[Start Exercise input]

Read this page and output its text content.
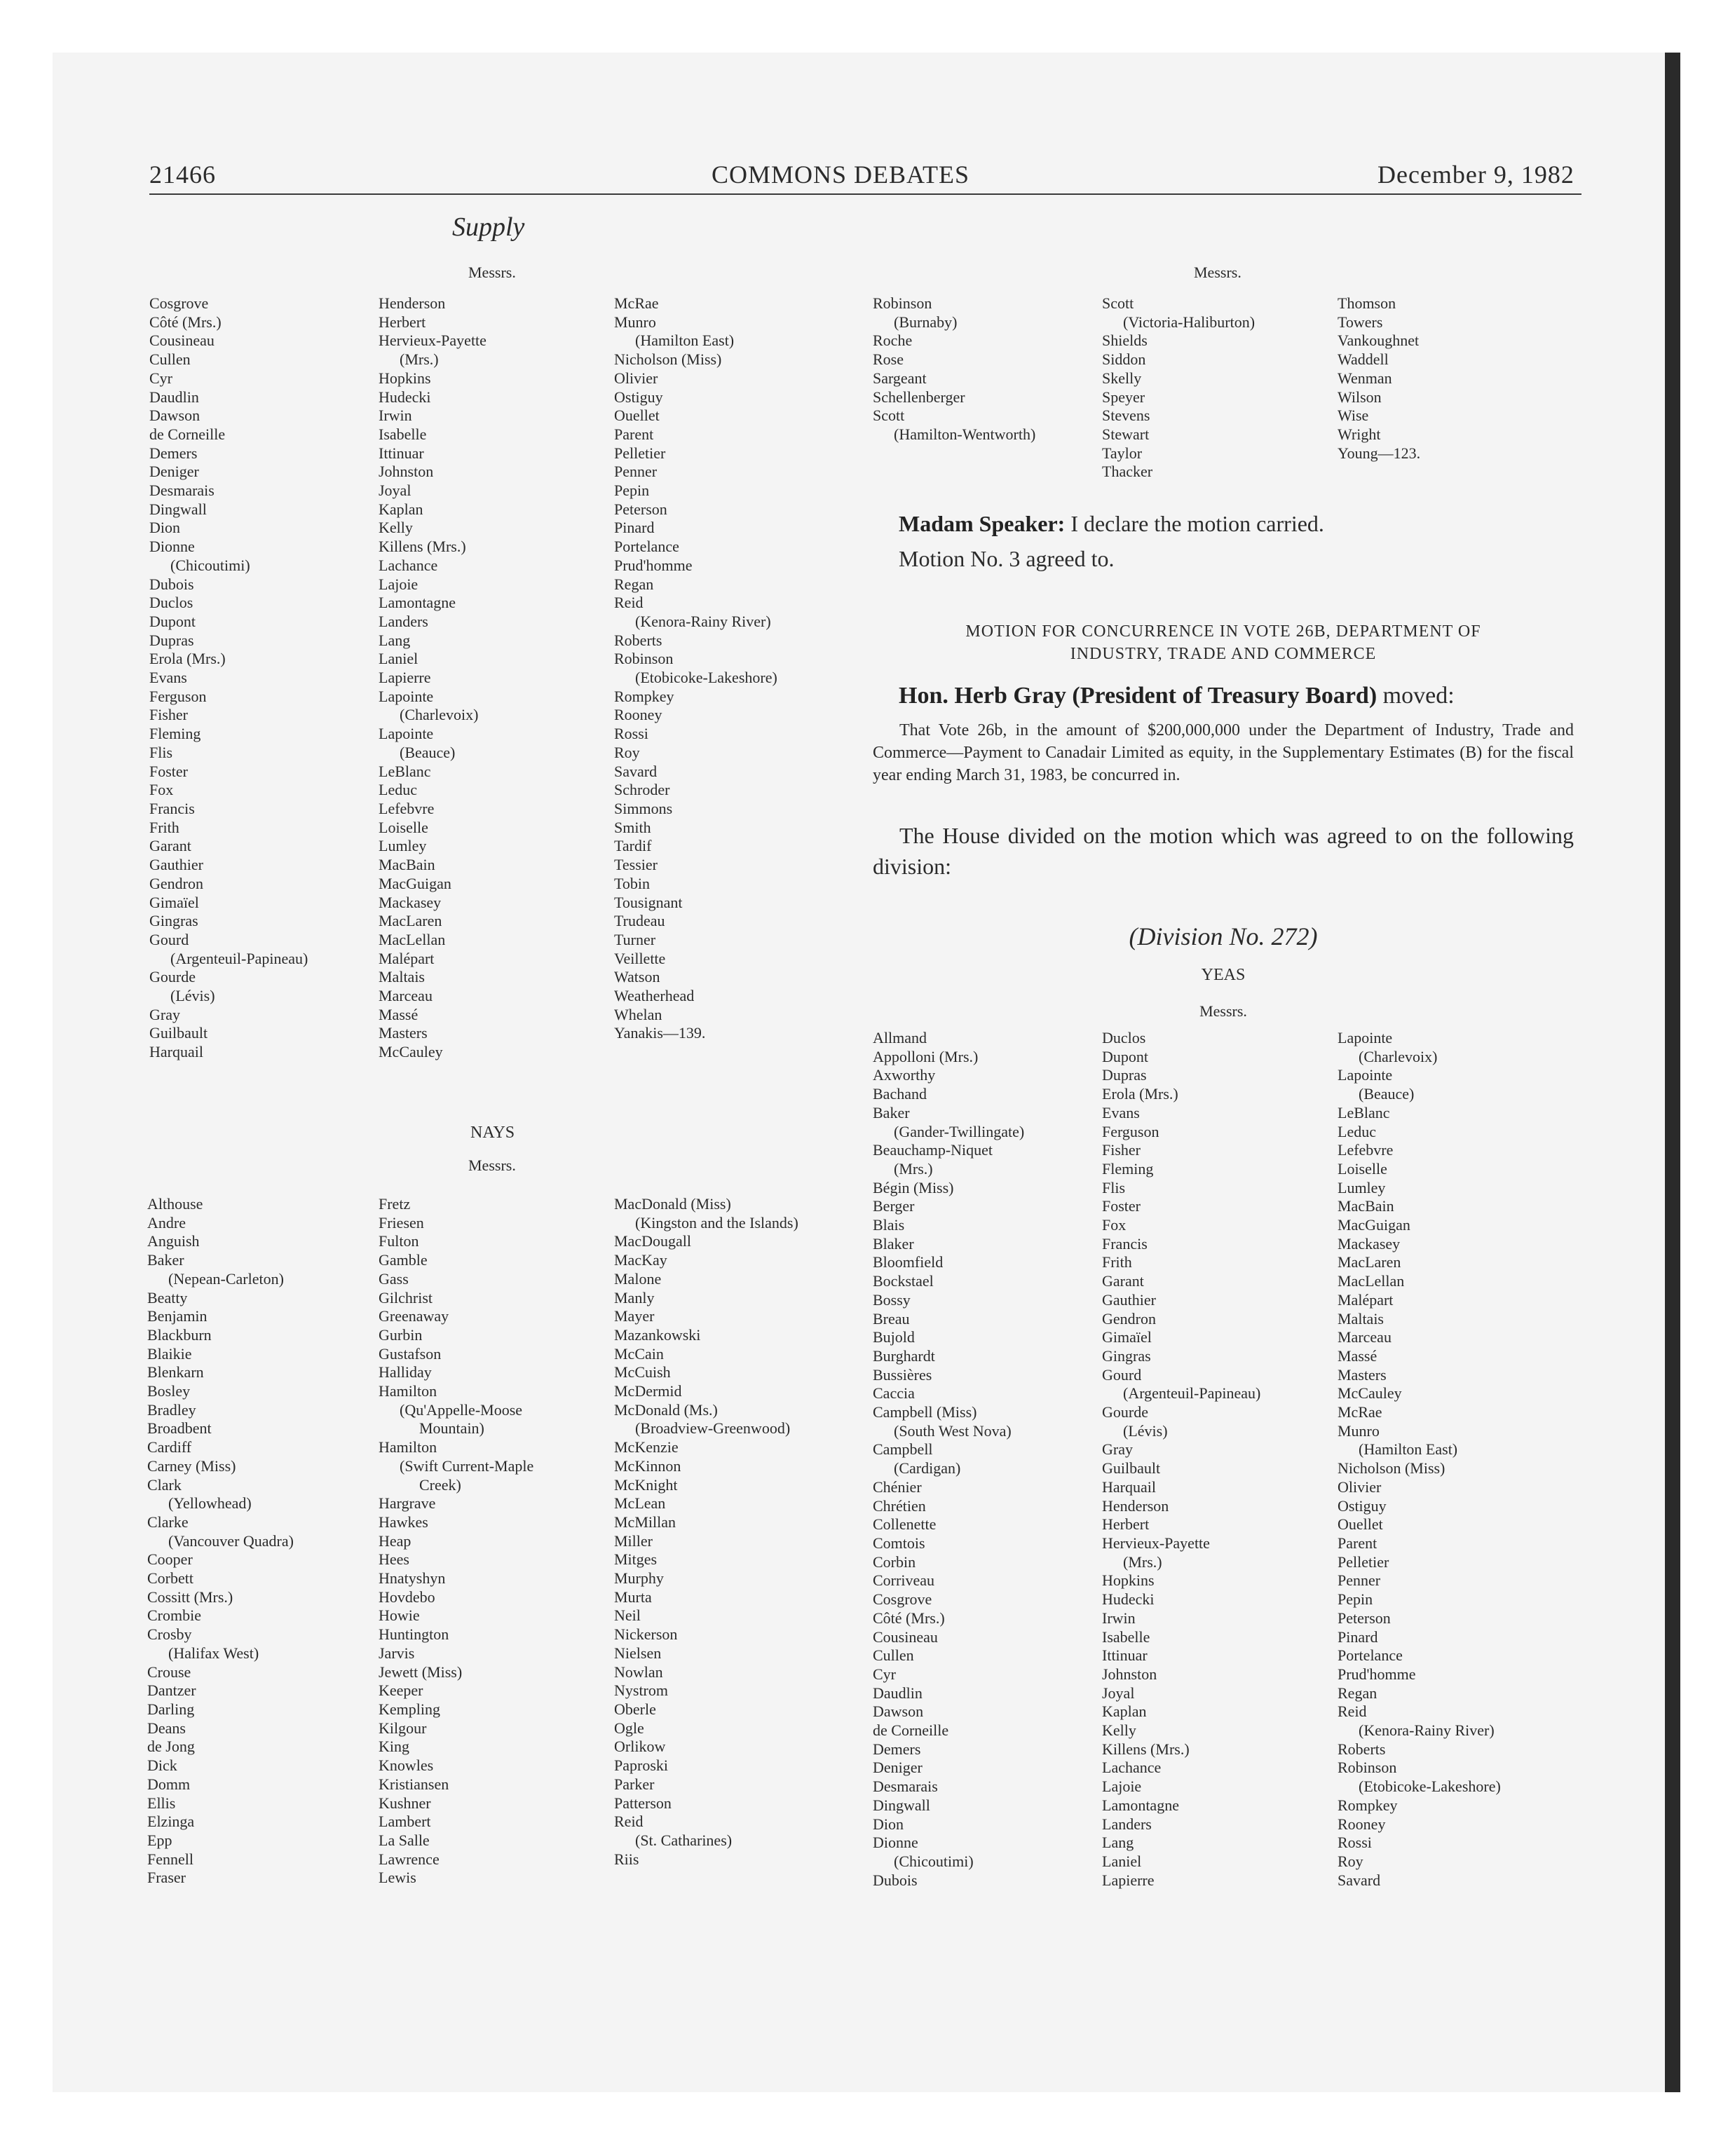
21466	COMMONS DEBATES	December 9, 1982
Supply
Messrs.
Cosgrove
Côté (Mrs.)
Cousineau
Cullen
Cyr
Daudlin
Dawson
de Corneille
Demers
Deniger
Desmarais
Dingwall
Dion
Dionne
(Chicoutimi)
Dubois
Duclos
Dupont
Dupras
Erola (Mrs.)
Evans
Ferguson
Fisher
Fleming
Flis
Foster
Fox
Francis
Frith
Garant
Gauthier
Gendron
Gimaïel
Gingras
Gourd
(Argenteuil-Papineau)
Gourde
(Lévis)
Gray
Guilbault
Harquail
Henderson
Herbert
Hervieux-Payette
(Mrs.)
Hopkins
Hudecki
Irwin
Isabelle
Ittinuar
Johnston
Joyal
Kaplan
Kelly
Killens (Mrs.)
Lachance
Lajoie
Lamontagne
Landers
Lang
Laniel
Lapierre
Lapointe
(Charlevoix)
Lapointe
(Beauce)
LeBlanc
Leduc
Lefebvre
Loiselle
Lumley
MacBain
MacGuigan
Mackasey
MacLaren
MacLellan
Malépart
Maltais
Marceau
Massé
Masters
McCauley
McRae
Munro
(Hamilton East)
Nicholson (Miss)
Olivier
Ostiguy
Ouellet
Parent
Pelletier
Penner
Pepin
Peterson
Pinard
Portelance
Prud'homme
Regan
Reid
(Kenora-Rainy River)
Roberts
Robinson
(Etobicoke-Lakeshore)
Rompkey
Rooney
Rossi
Roy
Savard
Schroder
Simmons
Smith
Tardif
Tessier
Tobin
Tousignant
Trudeau
Turner
Veillette
Watson
Weatherhead
Whelan
Yanakis—139.
NAYS
Messrs.
Althouse
Andre
Anguish
Baker
(Nepean-Carleton)
Beatty
Benjamin
Blackburn
Blaikie
Blenkarn
Bosley
Bradley
Broadbent
Cardiff
Carney (Miss)
Clark
(Yellowhead)
Clarke
(Vancouver Quadra)
Cooper
Corbett
Cossitt (Mrs.)
Crombie
Crosby
(Halifax West)
Crouse
Dantzer
Darling
Deans
de Jong
Dick
Domm
Ellis
Elzinga
Epp
Fennell
Fraser
Fretz
Friesen
Fulton
Gamble
Gass
Gilchrist
Greenaway
Gurbin
Gustafson
Halliday
Hamilton
(Qu'Appelle-Moose
Mountain)
Hamilton
(Swift Current-Maple
Creek)
Hargrave
Hawkes
Heap
Hees
Hnatyshyn
Hovdebo
Howie
Huntington
Jarvis
Jewett (Miss)
Keeper
Kempling
Kilgour
King
Knowles
Kristiansen
Kushner
Lambert
La Salle
Lawrence
Lewis
MacDonald (Miss)
(Kingston and the Islands)
MacDougall
MacKay
Malone
Manly
Mayer
Mazankowski
McCain
McCuish
McDermid
McDonald (Ms.)
(Broadview-Greenwood)
McKenzie
McKinnon
McKnight
McLean
McMillan
Miller
Mitges
Murphy
Murta
Neil
Nickerson
Nielsen
Nowlan
Nystrom
Oberle
Ogle
Orlikow
Paproski
Parker
Patterson
Reid
(St. Catharines)
Riis
Messrs.
Robinson
(Burnaby)
Roche
Rose
Sargeant
Schellenberger
Scott
(Hamilton-Wentworth)
Scott
(Victoria-Haliburton)
Shields
Siddon
Skelly
Speyer
Stevens
Stewart
Taylor
Thacker
Thomson
Towers
Vankoughnet
Waddell
Wenman
Wilson
Wise
Wright
Young—123.
Madam Speaker: I declare the motion carried.
Motion No. 3 agreed to.
MOTION FOR CONCURRENCE IN VOTE 26B, DEPARTMENT OF
INDUSTRY, TRADE AND COMMERCE
Hon. Herb Gray (President of Treasury Board) moved:
That Vote 26b, in the amount of $200,000,000 under the Department of Industry, Trade and Commerce—Payment to Canadair Limited as equity, in the Supplementary Estimates (B) for the fiscal year ending March 31, 1983, be concurred in.
The House divided on the motion which was agreed to on the following division:
(Division No. 272)
YEAS
Messrs.
Allmand
Appolloni (Mrs.)
Axworthy
Bachand
Baker
(Gander-Twillingate)
Beauchamp-Niquet
(Mrs.)
Bégin (Miss)
Berger
Blais
Blaker
Bloomfield
Bockstael
Bossy
Breau
Bujold
Burghardt
Bussières
Caccia
Campbell (Miss)
(South West Nova)
Campbell
(Cardigan)
Chénier
Chrétien
Collenette
Comtois
Corbin
Corriveau
Cosgrove
Côté (Mrs.)
Cousineau
Cullen
Cyr
Daudlin
Dawson
de Corneille
Demers
Deniger
Desmarais
Dingwall
Dion
Dionne
(Chicoutimi)
Dubois
Duclos
Dupont
Dupras
Erola (Mrs.)
Evans
Ferguson
Fisher
Fleming
Flis
Foster
Fox
Francis
Frith
Garant
Gauthier
Gendron
Gimaïel
Gingras
Gourd
(Argenteuil-Papineau)
Gourde
(Lévis)
Gray
Guilbault
Harquail
Henderson
Herbert
Hervieux-Payette
(Mrs.)
Hopkins
Hudecki
Irwin
Isabelle
Ittinuar
Johnston
Joyal
Kaplan
Kelly
Killens (Mrs.)
Lachance
Lajoie
Lamontagne
Landers
Lang
Laniel
Lapierre
Lapointe
(Charlevoix)
Lapointe
(Beauce)
LeBlanc
Leduc
Lefebvre
Loiselle
Lumley
MacBain
MacGuigan
Mackasey
MacLaren
MacLellan
Malépart
Maltais
Marceau
Massé
Masters
McCauley
McRae
Munro
(Hamilton East)
Nicholson (Miss)
Olivier
Ostiguy
Ouellet
Parent
Pelletier
Penner
Pepin
Peterson
Pinard
Portelance
Prud'homme
Regan
Reid
(Kenora-Rainy River)
Roberts
Robinson
(Etobicoke-Lakeshore)
Rompkey
Rooney
Rossi
Roy
Savard
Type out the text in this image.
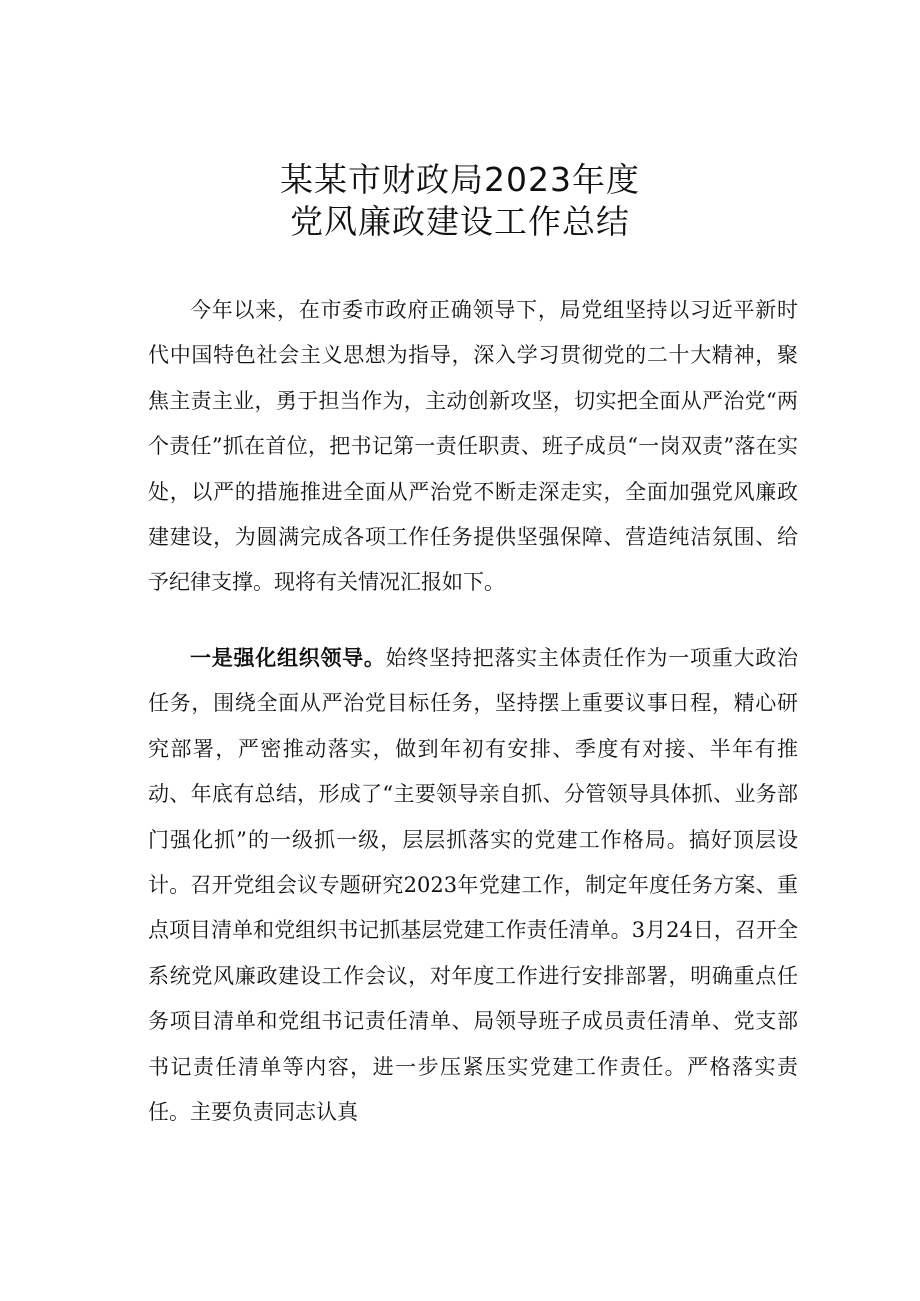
某某市财政局2023年度
党风廉政建设工作总结

今年以来，在市委市政府正确领导下，局党组坚持以习近平新时代中国特色社会主义思想为指导，深入学习贯彻党的二十大精神，聚焦主责主业，勇于担当作为，主动创新攻坚，切实把全面从严治党“两个责任”抓在首位，把书记第一责任职责、班子成员“一岗双责”落在实处，以严的措施推进全面从严治党不断走深走实，全面加强党风廉政建建设，为圆满完成各项工作任务提供坚强保障、营造纯洁氛围、给予纪律支撑。现将有关情况汇报如下。

一是强化组织领导。始终坚持把落实主体责任作为一项重大政治任务，围绕全面从严治党目标任务，坚持摆上重要议事日程，精心研究部署，严密推动落实，做到年初有安排、季度有对接、半年有推动、年底有总结，形成了“主要领导亲自抓、分管领导具体抓、业务部门强化抓”的一级抓一级，层层抓落实的党建工作格局。搞好顶层设计。召开党组会议专题研究2023年党建工作，制定年度任务方案、重点项目清单和党组织书记抓基层党建工作责任清单。3月24日，召开全系统党风廉政建设工作会议，对年度工作进行安排部署，明确重点任务项目清单和党组书记责任清单、局领导班子成员责任清单、党支部书记责任清单等内容，进一步压紧压实党建工作责任。严格落实责任。主要负责同志认真
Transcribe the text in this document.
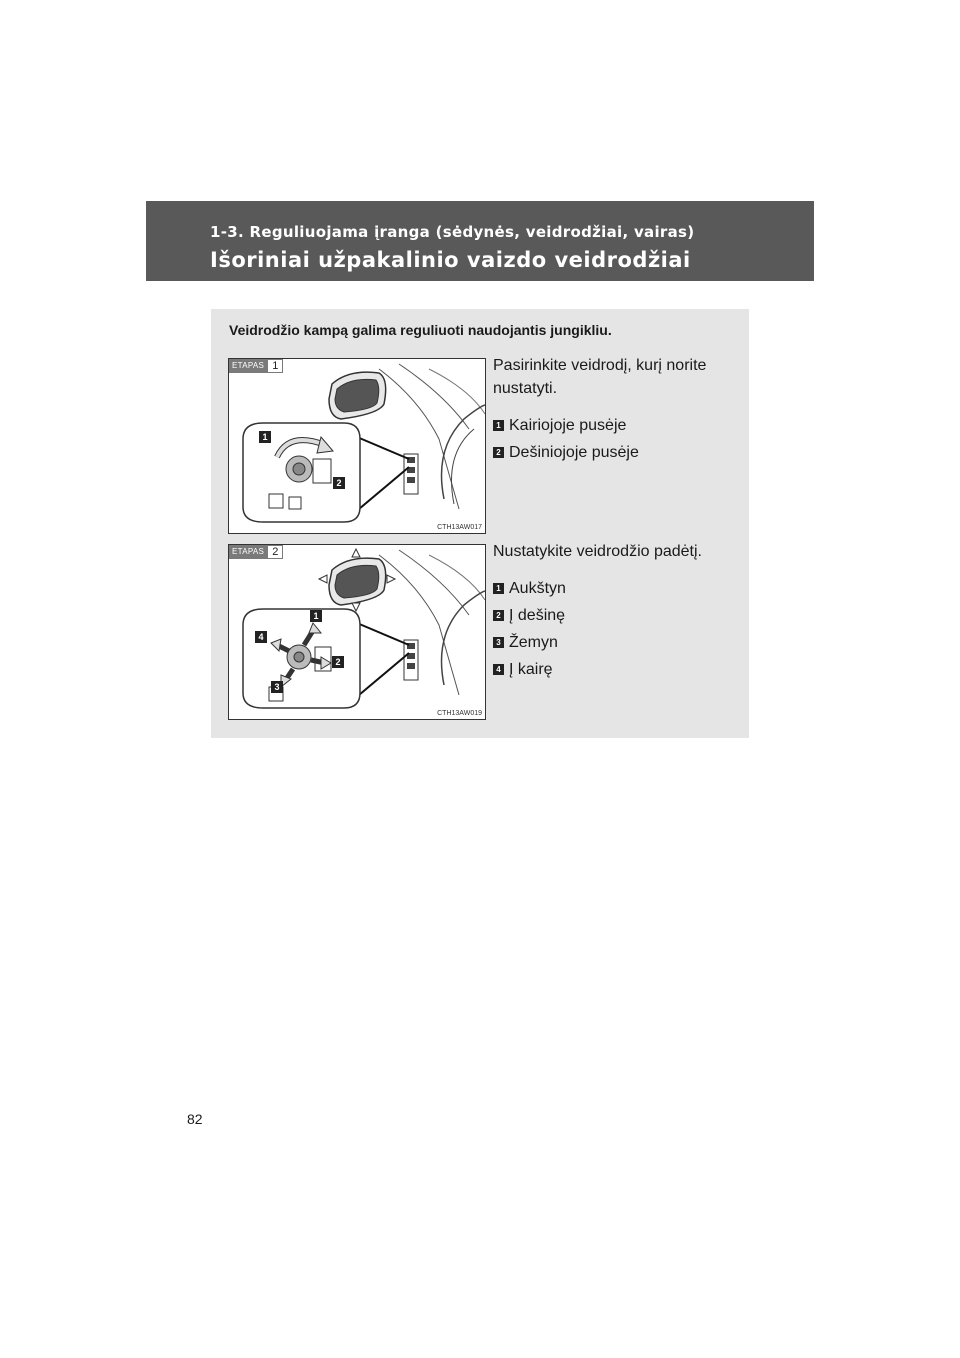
1-3. Reguliuojama įranga (sėdynės, veidrodžiai, vairas)
Išoriniai užpakalinio vaizdo veidrodžiai
Veidrodžio kampą galima reguliuoti naudojantis jungikliu.
1
2
ETAPAS 1
CTH13AW017
Pasirinkite veidrodį, kurį norite nustatyti.
1 Kairiojoje pusėje
2 Dešiniojoje pusėje
1
2
3
4
ETAPAS 2
CTH13AW019
Nustatykite veidrodžio padėtį.
1 Aukštyn
2 Į dešinę
3 Žemyn
4 Į kairę
82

[End Exercise input]

— Problem requirements —
Exactly as they appear, repeat the lines from the one containing "Transcribe the text in this document." through the last line of the entries, counting both ends. Pictures stay out.

— Exercise output —
Transcribe the text in this document.
1-3. Reguliuojama įranga (sėdynės, veidrodžiai, vairas)
Išoriniai užpakalinio vaizdo veidrodžiai
Veidrodžio kampą galima reguliuoti naudojantis jungikliu.
1
2
ETAPAS 1
CTH13AW017
Pasirinkite veidrodį, kurį norite nustatyti.
1 Kairiojoje pusėje
2 Dešiniojoje pusėje
1
2
3
4
ETAPAS 2
CTH13AW019
Nustatykite veidrodžio padėtį.
1 Aukštyn
2 Į dešinę
3 Žemyn
4 Į kairę
82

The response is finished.